BEGIN Items

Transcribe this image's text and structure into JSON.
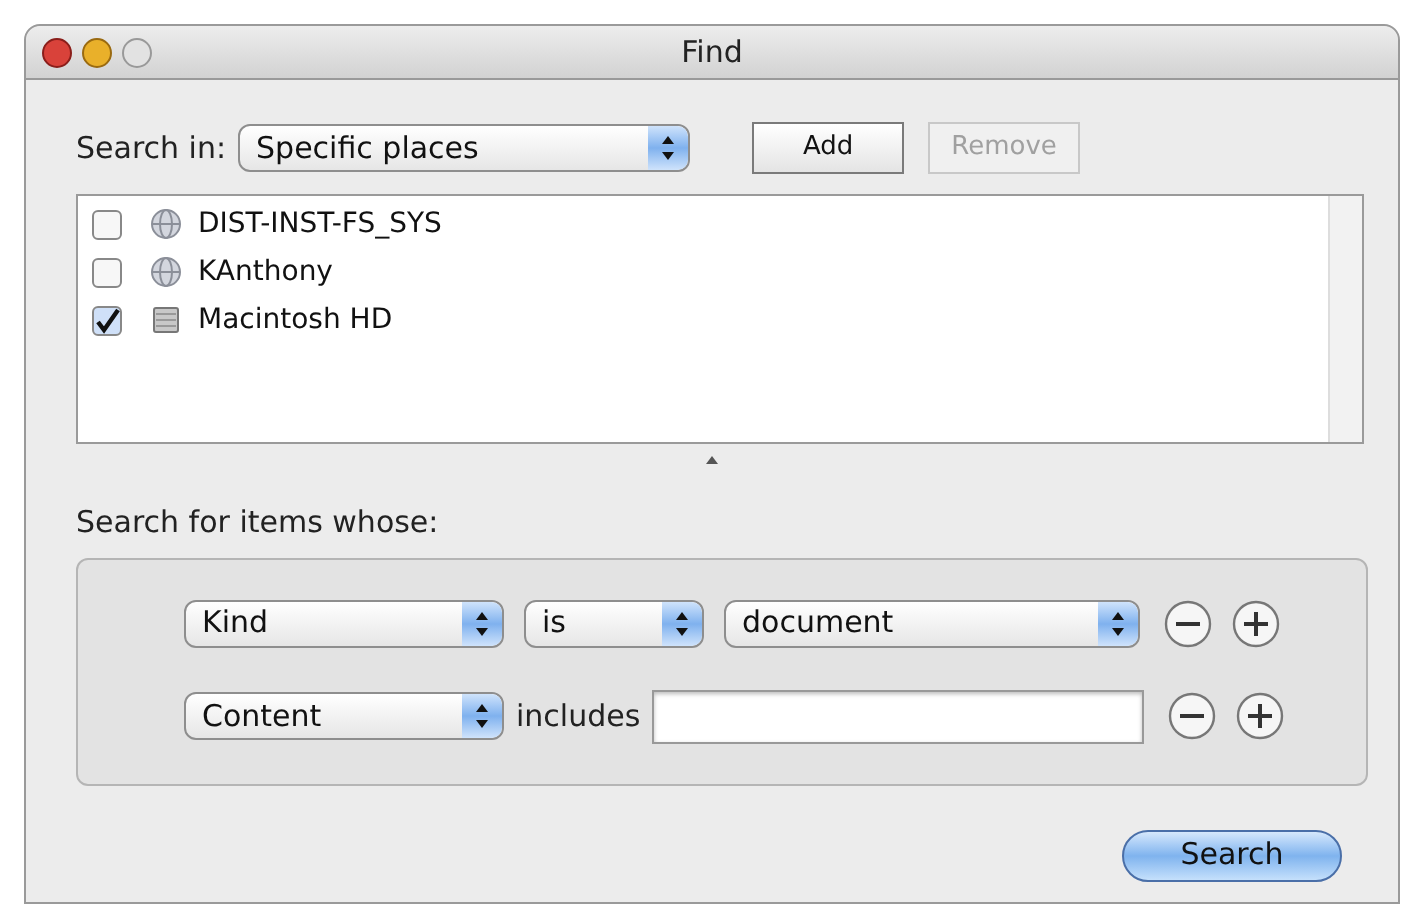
{
  "window": {
    "title": "Find"
  },
  "search_in": {
    "label": "Search in:",
    "value": "Specific places"
  },
  "buttons": [
    {
      "label": "Add",
      "disabled": false
    },
    {
      "label": "Remove",
      "disabled": true
    }
  ],
  "places": [
    {
      "name": "DIST-INST-FS_SYS",
      "checked": false,
      "kind": "network"
    },
    {
      "name": "KAnthony",
      "checked": false,
      "kind": "network"
    },
    {
      "name": "Macintosh HD",
      "checked": true,
      "kind": "disk"
    }
  ],
  "criteria_label": "Search for items whose:",
  "criteria": [
    {
      "parts": [
        {
          "kind": "popup",
          "value": "Kind"
        },
        {
          "kind": "popup",
          "value": "is"
        },
        {
          "kind": "popup",
          "value": "document"
        }
      ]
    },
    {
      "parts": [
        {
          "kind": "popup",
          "value": "Content"
        },
        {
          "kind": "label",
          "text": "includes"
        },
        {
          "kind": "field"
        }
      ]
    }
  ],
  "search_button": "Search"
}
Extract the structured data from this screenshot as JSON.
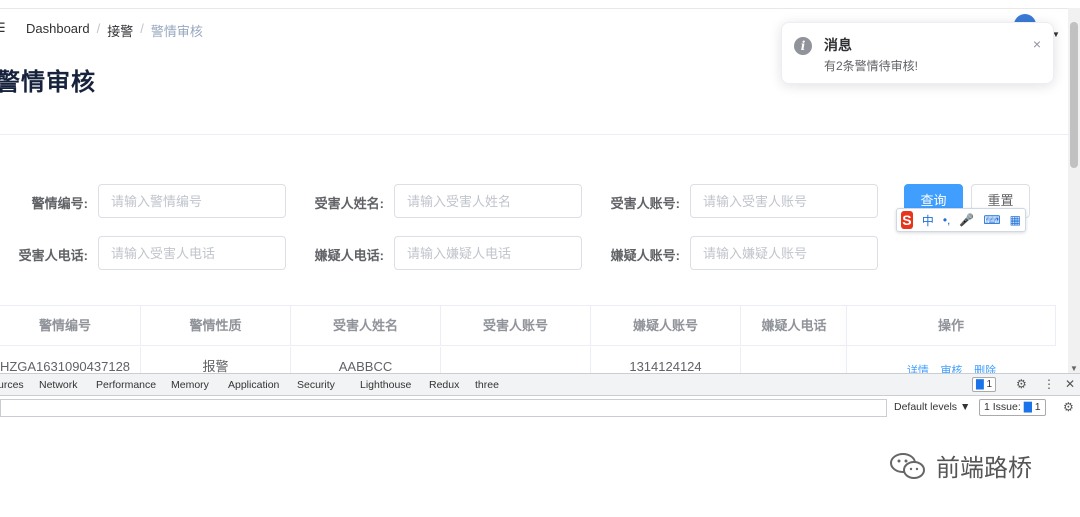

END Items

Of the lines above, how many include the word "name"? Reply with the number only.

3